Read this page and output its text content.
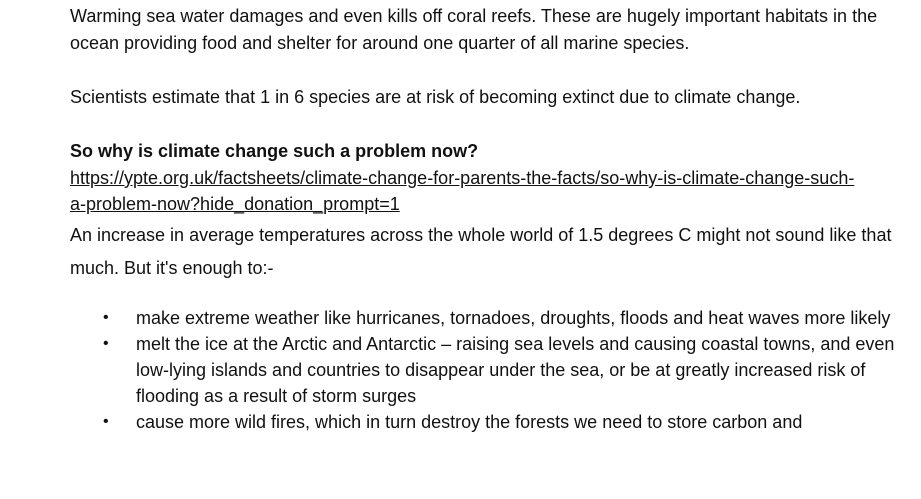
Warming sea water damages and even kills off coral reefs. These are hugely important habitats in the ocean providing food and shelter for around one quarter of all marine species.

Scientists estimate that 1 in 6 species are at risk of becoming extinct due to climate change.

So why is climate change such a problem now?

https://ypte.org.uk/factsheets/climate-change-for-parents-the-facts/so-why-is-climate-change-such-a-problem-now?hide_donation_prompt=1

An increase in average temperatures across the whole world of 1.5 degrees C might not sound like that much. But it's enough to:-

• make extreme weather like hurricanes, tornadoes, droughts, floods and heat waves more likely
• melt the ice at the Arctic and Antarctic – raising sea levels and causing coastal towns, and even low-lying islands and countries to disappear under the sea, or be at greatly increased risk of flooding as a result of storm surges
• cause more wild fires, which in turn destroy the forests we need to store carbon and
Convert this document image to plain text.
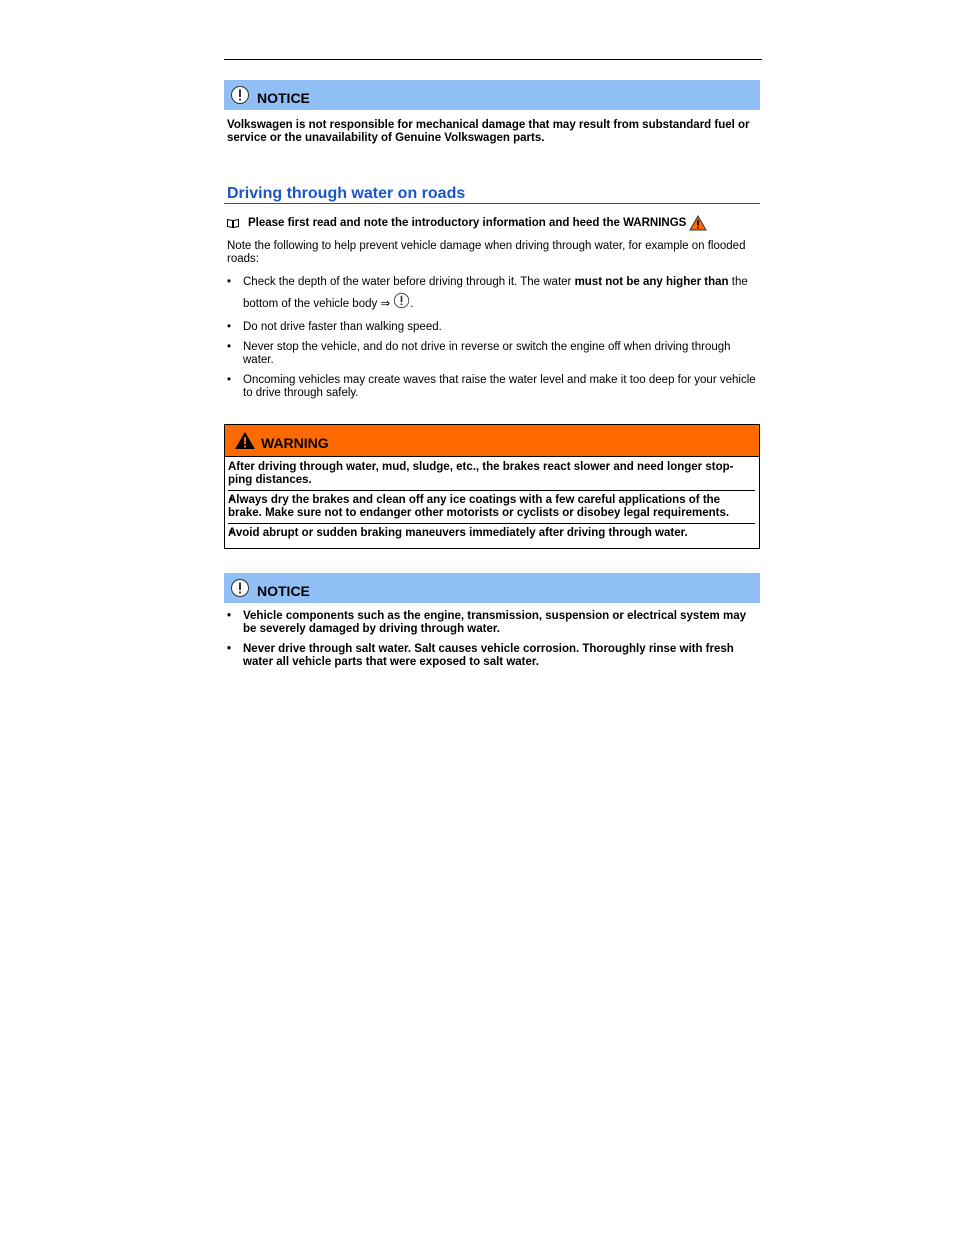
NOTICE

Volkswagen is not responsible for mechanical damage that may result from substandard fuel or service or the unavailability of Genuine Volkswagen parts.

Driving through water on roads
Please first read and note the introductory information and heed the WARNINGS

Note the following to help prevent vehicle damage when driving through water, for example on flooded roads:

• Check the depth of the water before driving through it. The water must not be any higher than the bottom of the vehicle body ⇒ .
• Do not drive faster than walking speed.
• Never stop the vehicle, and do not drive in reverse or switch the engine off when driving through water.
• Oncoming vehicles may create waves that raise the water level and make it too deep for your vehicle to drive through safely.
WARNING
After driving through water, mud, sludge, etc., the brakes react slower and need longer stop-ping distances.
• Always dry the brakes and clean off any ice coatings with a few careful applications of the brake. Make sure not to endanger other motorists or cyclists or disobey legal requirements.
• Avoid abrupt or sudden braking maneuvers immediately after driving through water.
NOTICE
• Vehicle components such as the engine, transmission, suspension or electrical system may be severely damaged by driving through water.
• Never drive through salt water. Salt causes vehicle corrosion. Thoroughly rinse with fresh water all vehicle parts that were exposed to salt water.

· · · · ·

EXERCISE: Take every line containing the word "than" and copy it.

FULL RESPONSE:
• Check the depth of the water before driving through it. The water must not be any higher than the bottom of the vehicle body ⇒ .
• Do not drive faster than walking speed.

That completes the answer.